Please transcribe the listing below in full and word for word, without its pictures.

**** MATERIALS PROVIDED ****

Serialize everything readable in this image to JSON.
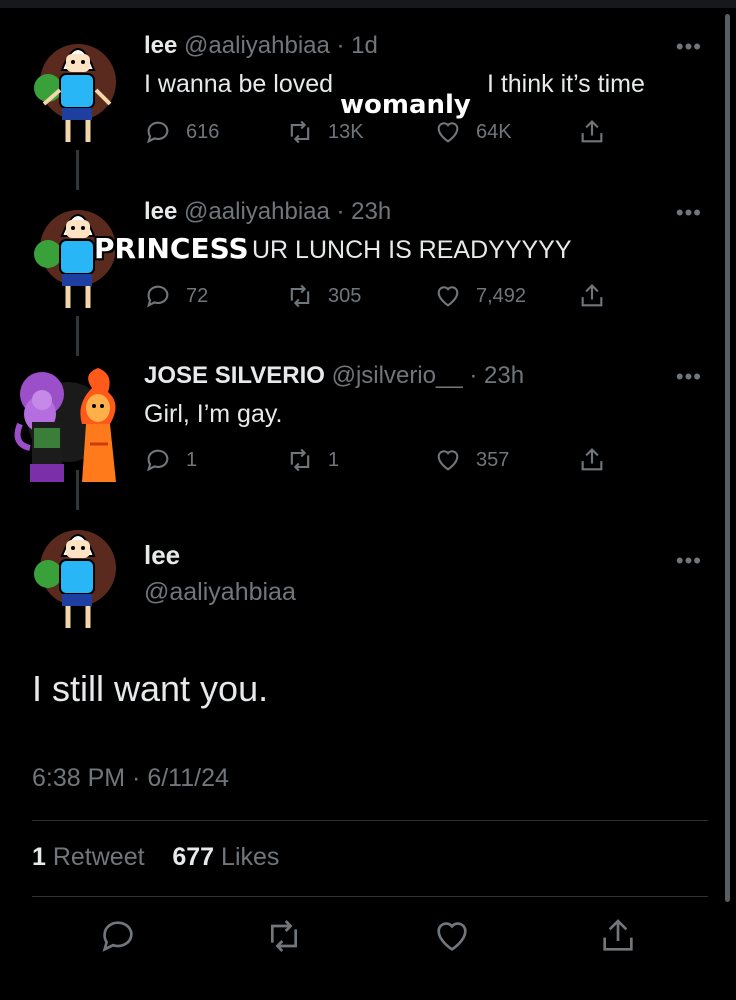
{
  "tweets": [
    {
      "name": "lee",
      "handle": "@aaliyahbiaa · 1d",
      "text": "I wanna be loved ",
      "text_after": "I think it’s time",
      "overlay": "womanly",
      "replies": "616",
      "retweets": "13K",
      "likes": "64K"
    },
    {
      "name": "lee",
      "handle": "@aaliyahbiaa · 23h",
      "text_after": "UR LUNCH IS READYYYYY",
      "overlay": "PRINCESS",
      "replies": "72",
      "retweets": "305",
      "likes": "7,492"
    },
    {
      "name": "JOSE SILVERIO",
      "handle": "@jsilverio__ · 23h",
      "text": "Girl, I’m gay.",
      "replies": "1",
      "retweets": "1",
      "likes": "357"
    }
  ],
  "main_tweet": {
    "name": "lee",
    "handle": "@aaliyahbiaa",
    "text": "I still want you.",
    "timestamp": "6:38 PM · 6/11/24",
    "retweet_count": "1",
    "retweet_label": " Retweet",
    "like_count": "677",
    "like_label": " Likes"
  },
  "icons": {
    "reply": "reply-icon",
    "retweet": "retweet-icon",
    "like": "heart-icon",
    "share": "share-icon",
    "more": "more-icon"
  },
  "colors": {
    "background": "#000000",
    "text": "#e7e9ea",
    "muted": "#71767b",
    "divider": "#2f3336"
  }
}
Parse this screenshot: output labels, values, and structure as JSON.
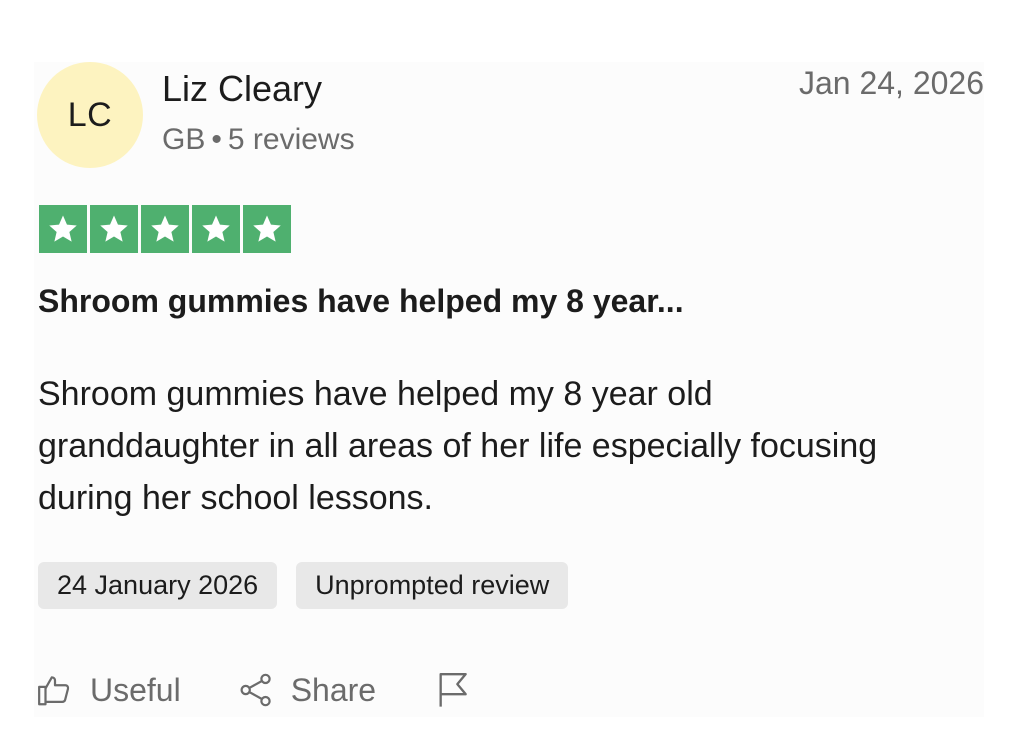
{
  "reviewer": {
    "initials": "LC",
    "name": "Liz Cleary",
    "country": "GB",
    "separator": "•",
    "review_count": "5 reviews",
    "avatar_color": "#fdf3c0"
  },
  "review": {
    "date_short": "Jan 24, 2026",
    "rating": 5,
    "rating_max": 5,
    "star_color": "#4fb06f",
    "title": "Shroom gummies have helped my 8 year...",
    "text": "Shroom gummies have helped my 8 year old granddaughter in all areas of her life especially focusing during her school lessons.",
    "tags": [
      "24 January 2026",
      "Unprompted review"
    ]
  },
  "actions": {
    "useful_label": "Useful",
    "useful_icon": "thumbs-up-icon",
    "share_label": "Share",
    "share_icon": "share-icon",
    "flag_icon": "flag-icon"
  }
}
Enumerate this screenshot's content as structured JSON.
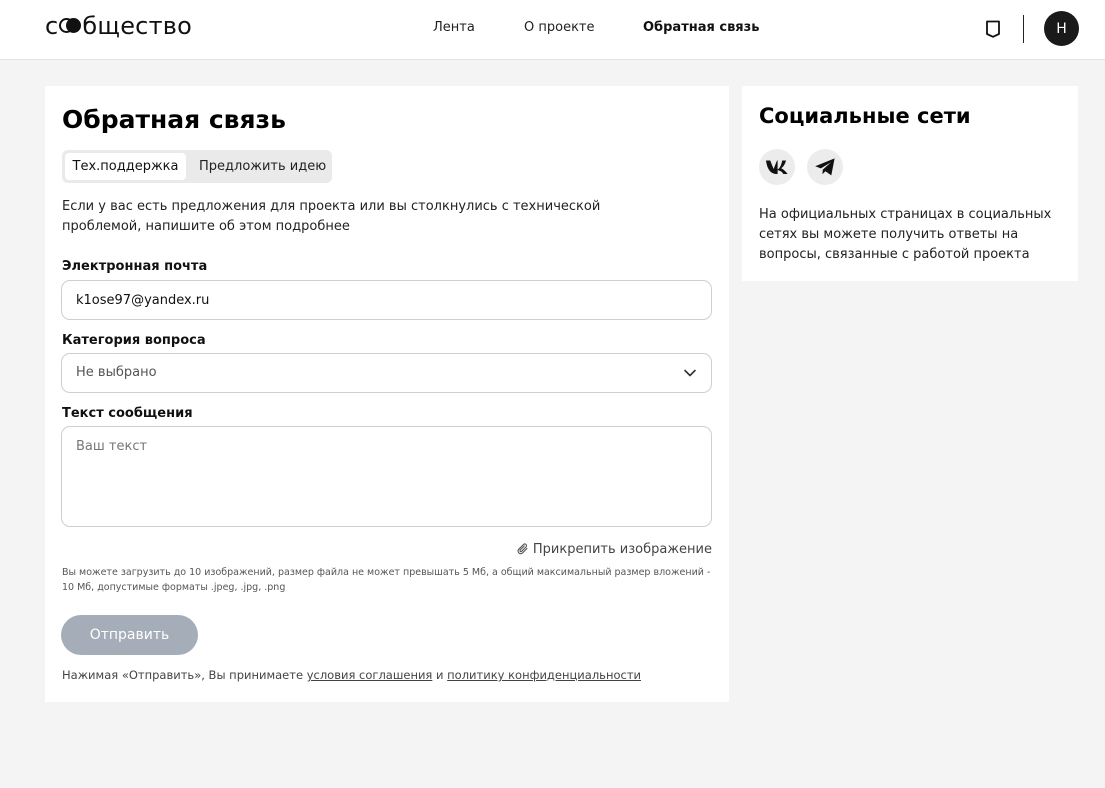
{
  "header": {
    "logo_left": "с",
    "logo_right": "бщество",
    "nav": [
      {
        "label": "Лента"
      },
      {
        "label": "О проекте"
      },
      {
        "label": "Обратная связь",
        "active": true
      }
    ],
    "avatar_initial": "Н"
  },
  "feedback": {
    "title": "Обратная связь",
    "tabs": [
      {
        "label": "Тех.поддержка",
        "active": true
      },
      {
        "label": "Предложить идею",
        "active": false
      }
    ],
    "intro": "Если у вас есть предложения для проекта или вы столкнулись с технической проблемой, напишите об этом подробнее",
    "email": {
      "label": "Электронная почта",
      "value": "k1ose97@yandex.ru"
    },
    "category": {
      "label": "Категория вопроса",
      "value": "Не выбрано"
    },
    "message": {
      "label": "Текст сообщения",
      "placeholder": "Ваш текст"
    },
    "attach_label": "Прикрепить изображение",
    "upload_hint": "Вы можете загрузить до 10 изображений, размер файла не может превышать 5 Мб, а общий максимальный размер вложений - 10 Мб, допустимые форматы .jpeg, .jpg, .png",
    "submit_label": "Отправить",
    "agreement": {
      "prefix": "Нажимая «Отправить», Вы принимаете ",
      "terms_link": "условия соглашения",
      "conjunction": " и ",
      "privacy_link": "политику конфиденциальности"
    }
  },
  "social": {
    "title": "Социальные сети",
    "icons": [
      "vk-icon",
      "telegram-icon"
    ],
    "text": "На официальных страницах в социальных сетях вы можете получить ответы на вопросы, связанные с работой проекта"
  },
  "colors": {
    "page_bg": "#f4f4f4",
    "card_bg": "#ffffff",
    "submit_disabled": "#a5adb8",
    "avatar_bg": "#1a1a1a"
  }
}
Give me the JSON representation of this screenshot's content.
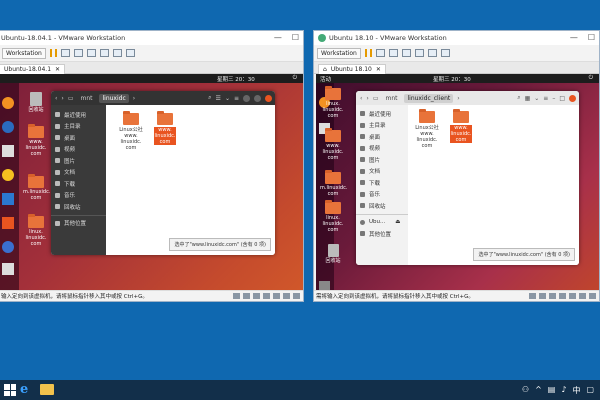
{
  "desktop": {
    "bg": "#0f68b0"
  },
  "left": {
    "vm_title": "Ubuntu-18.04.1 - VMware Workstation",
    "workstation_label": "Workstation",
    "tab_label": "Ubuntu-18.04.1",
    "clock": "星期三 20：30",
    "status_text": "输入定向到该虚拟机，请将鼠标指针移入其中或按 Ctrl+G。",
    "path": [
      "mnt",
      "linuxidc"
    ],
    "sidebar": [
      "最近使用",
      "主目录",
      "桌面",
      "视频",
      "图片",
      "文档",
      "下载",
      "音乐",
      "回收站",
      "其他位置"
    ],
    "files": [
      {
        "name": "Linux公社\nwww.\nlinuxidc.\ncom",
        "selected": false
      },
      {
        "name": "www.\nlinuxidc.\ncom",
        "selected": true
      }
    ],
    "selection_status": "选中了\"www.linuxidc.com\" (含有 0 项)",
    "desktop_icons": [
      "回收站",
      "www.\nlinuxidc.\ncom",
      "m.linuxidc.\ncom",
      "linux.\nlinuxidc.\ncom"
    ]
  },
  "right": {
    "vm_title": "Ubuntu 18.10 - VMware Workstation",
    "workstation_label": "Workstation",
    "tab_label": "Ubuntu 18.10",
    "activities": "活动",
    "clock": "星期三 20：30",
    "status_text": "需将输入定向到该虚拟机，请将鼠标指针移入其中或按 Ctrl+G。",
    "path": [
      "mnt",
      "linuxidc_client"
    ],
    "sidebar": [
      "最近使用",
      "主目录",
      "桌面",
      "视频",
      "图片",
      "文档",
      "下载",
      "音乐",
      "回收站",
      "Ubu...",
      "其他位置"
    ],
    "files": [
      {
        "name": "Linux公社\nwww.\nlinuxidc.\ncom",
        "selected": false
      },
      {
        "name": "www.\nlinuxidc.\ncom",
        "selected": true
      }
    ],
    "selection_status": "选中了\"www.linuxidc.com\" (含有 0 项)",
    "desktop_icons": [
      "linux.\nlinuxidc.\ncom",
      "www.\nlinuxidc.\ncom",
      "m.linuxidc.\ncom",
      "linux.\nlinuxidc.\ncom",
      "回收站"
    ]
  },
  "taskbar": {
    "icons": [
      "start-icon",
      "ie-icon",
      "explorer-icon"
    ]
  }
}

****

◆ **RESULT OF THIS EXERCISE**
Serialize everything readable in this image to JSON.
{
  "tweets": [
    {
      "name": "lee",
      "handle": "@aaliyahbiaa · 1d",
      "text": "I wanna be loved ",
      "text_after": "I think it’s time",
      "overlay": "womanly",
      "replies": "616",
      "retweets": "13K",
      "likes": "64K"
    },
    {
      "name": "lee",
      "handle": "@aaliyahbiaa · 23h",
      "text_after": "UR LUNCH IS READYYYYY",
      "overlay": "PRINCESS",
      "replies": "72",
      "retweets": "305",
      "likes": "7,492"
    },
    {
      "name": "JOSE SILVERIO",
      "handle": "@jsilverio__ · 23h",
      "text": "Girl, I’m gay.",
      "replies": "1",
      "retweets": "1",
      "likes": "357"
    }
  ],
  "main_tweet": {
    "name": "lee",
    "handle": "@aaliyahbiaa",
    "text": "I still want you.",
    "timestamp": "6:38 PM · 6/11/24",
    "retweet_count": "1",
    "retweet_label": " Retweet",
    "like_count": "677",
    "like_label": " Likes"
  },
  "icons": {
    "reply": "reply-icon",
    "retweet": "retweet-icon",
    "like": "heart-icon",
    "share": "share-icon",
    "more": "more-icon"
  },
  "colors": {
    "background": "#000000",
    "text": "#e7e9ea",
    "muted": "#71767b",
    "divider": "#2f3336"
  }
}
Parse this screenshot: output labels, values, and structure as JSON.
{
  "reviewer": {
    "initials": "LC",
    "name": "Liz Cleary",
    "country": "GB",
    "separator": "•",
    "review_count": "5 reviews",
    "avatar_color": "#fdf3c0"
  },
  "review": {
    "date_short": "Jan 24, 2026",
    "rating": 5,
    "rating_max": 5,
    "star_color": "#4fb06f",
    "title": "Shroom gummies have helped my 8 year...",
    "text": "Shroom gummies have helped my 8 year old granddaughter in all areas of her life especially focusing during her school lessons.",
    "tags": [
      "24 January 2026",
      "Unprompted review"
    ]
  },
  "actions": {
    "useful_label": "Useful",
    "useful_icon": "thumbs-up-icon",
    "share_label": "Share",
    "share_icon": "share-icon",
    "flag_icon": "flag-icon"
  }
}
Enumerate this screenshot's content as structured JSON.
{
  "header": {
    "logo_left": "с",
    "logo_right": "бщество",
    "nav": [
      {
        "label": "Лента"
      },
      {
        "label": "О проекте"
      },
      {
        "label": "Обратная связь",
        "active": true
      }
    ],
    "avatar_initial": "Н"
  },
  "feedback": {
    "title": "Обратная связь",
    "tabs": [
      {
        "label": "Тех.поддержка",
        "active": true
      },
      {
        "label": "Предложить идею",
        "active": false
      }
    ],
    "intro": "Если у вас есть предложения для проекта или вы столкнулись с технической проблемой, напишите об этом подробнее",
    "email": {
      "label": "Электронная почта",
      "value": "k1ose97@yandex.ru"
    },
    "category": {
      "label": "Категория вопроса",
      "value": "Не выбрано"
    },
    "message": {
      "label": "Текст сообщения",
      "placeholder": "Ваш текст"
    },
    "attach_label": "Прикрепить изображение",
    "upload_hint": "Вы можете загрузить до 10 изображений, размер файла не может превышать 5 Мб, а общий максимальный размер вложений - 10 Мб, допустимые форматы .jpeg, .jpg, .png",
    "submit_label": "Отправить",
    "agreement": {
      "prefix": "Нажимая «Отправить», Вы принимаете ",
      "terms_link": "условия соглашения",
      "conjunction": " и ",
      "privacy_link": "политику конфиденциальности"
    }
  },
  "social": {
    "title": "Социальные сети",
    "icons": [
      "vk-icon",
      "telegram-icon"
    ],
    "text": "На официальных страницах в социальных сетях вы можете получить ответы на вопросы, связанные с работой проекта"
  },
  "colors": {
    "page_bg": "#f4f4f4",
    "card_bg": "#ffffff",
    "submit_disabled": "#a5adb8",
    "avatar_bg": "#1a1a1a"
  }
}
Give me the JSON representation of this screenshot's content.
{
  "desktop": {
    "bg": "#0f68b0"
  },
  "left": {
    "vm_title": "Ubuntu-18.04.1 - VMware Workstation",
    "workstation_label": "Workstation",
    "tab_label": "Ubuntu-18.04.1",
    "clock": "星期三 20：30",
    "status_text": "输入定向到该虚拟机，请将鼠标指针移入其中或按 Ctrl+G。",
    "path": [
      "mnt",
      "linuxidc"
    ],
    "sidebar": [
      "最近使用",
      "主目录",
      "桌面",
      "视频",
      "图片",
      "文档",
      "下载",
      "音乐",
      "回收站",
      "其他位置"
    ],
    "files": [
      {
        "name": "Linux公社\nwww.\nlinuxidc.\ncom",
        "selected": false
      },
      {
        "name": "www.\nlinuxidc.\ncom",
        "selected": true
      }
    ],
    "selection_status": "选中了\"www.linuxidc.com\" (含有 0 项)",
    "desktop_icons": [
      "回收站",
      "www.\nlinuxidc.\ncom",
      "m.linuxidc.\ncom",
      "linux.\nlinuxidc.\ncom"
    ]
  },
  "right": {
    "vm_title": "Ubuntu 18.10 - VMware Workstation",
    "workstation_label": "Workstation",
    "tab_label": "Ubuntu 18.10",
    "activities": "活动",
    "clock": "星期三 20：30",
    "status_text": "需将输入定向到该虚拟机，请将鼠标指针移入其中或按 Ctrl+G。",
    "path": [
      "mnt",
      "linuxidc_client"
    ],
    "sidebar": [
      "最近使用",
      "主目录",
      "桌面",
      "视频",
      "图片",
      "文档",
      "下载",
      "音乐",
      "回收站",
      "Ubu...",
      "其他位置"
    ],
    "files": [
      {
        "name": "Linux公社\nwww.\nlinuxidc.\ncom",
        "selected": false
      },
      {
        "name": "www.\nlinuxidc.\ncom",
        "selected": true
      }
    ],
    "selection_status": "选中了\"www.linuxidc.com\" (含有 0 项)",
    "desktop_icons": [
      "linux.\nlinuxidc.\ncom",
      "www.\nlinuxidc.\ncom",
      "m.linuxidc.\ncom",
      "linux.\nlinuxidc.\ncom",
      "回收站"
    ]
  },
  "taskbar": {
    "icons": [
      "start-icon",
      "ie-icon",
      "explorer-icon"
    ]
  }
}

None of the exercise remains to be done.